** BEGIN **

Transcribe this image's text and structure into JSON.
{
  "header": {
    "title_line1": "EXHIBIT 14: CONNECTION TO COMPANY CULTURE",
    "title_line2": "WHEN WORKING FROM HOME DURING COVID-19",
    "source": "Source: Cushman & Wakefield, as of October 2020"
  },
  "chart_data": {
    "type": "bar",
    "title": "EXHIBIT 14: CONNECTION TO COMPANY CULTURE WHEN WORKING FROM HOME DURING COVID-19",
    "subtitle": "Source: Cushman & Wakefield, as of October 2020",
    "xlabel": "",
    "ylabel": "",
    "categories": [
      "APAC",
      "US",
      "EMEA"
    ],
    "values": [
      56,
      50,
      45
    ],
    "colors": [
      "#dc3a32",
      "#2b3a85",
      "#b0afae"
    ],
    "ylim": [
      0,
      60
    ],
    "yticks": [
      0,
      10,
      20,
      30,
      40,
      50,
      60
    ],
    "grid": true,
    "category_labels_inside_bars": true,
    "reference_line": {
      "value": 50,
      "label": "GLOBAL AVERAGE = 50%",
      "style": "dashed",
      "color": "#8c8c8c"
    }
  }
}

** END **

Copy out each record exactly as given, omitting none.

Transcribe this image's text and structure into JSON.
{
  "header": {
    "title_line1": "EXHIBIT 14: CONNECTION TO COMPANY CULTURE",
    "title_line2": "WHEN WORKING FROM HOME DURING COVID-19",
    "source": "Source: Cushman & Wakefield, as of October 2020"
  },
  "chart_data": {
    "type": "bar",
    "title": "EXHIBIT 14: CONNECTION TO COMPANY CULTURE WHEN WORKING FROM HOME DURING COVID-19",
    "subtitle": "Source: Cushman & Wakefield, as of October 2020",
    "xlabel": "",
    "ylabel": "",
    "categories": [
      "APAC",
      "US",
      "EMEA"
    ],
    "values": [
      56,
      50,
      45
    ],
    "colors": [
      "#dc3a32",
      "#2b3a85",
      "#b0afae"
    ],
    "ylim": [
      0,
      60
    ],
    "yticks": [
      0,
      10,
      20,
      30,
      40,
      50,
      60
    ],
    "grid": true,
    "category_labels_inside_bars": true,
    "reference_line": {
      "value": 50,
      "label": "GLOBAL AVERAGE = 50%",
      "style": "dashed",
      "color": "#8c8c8c"
    }
  }
}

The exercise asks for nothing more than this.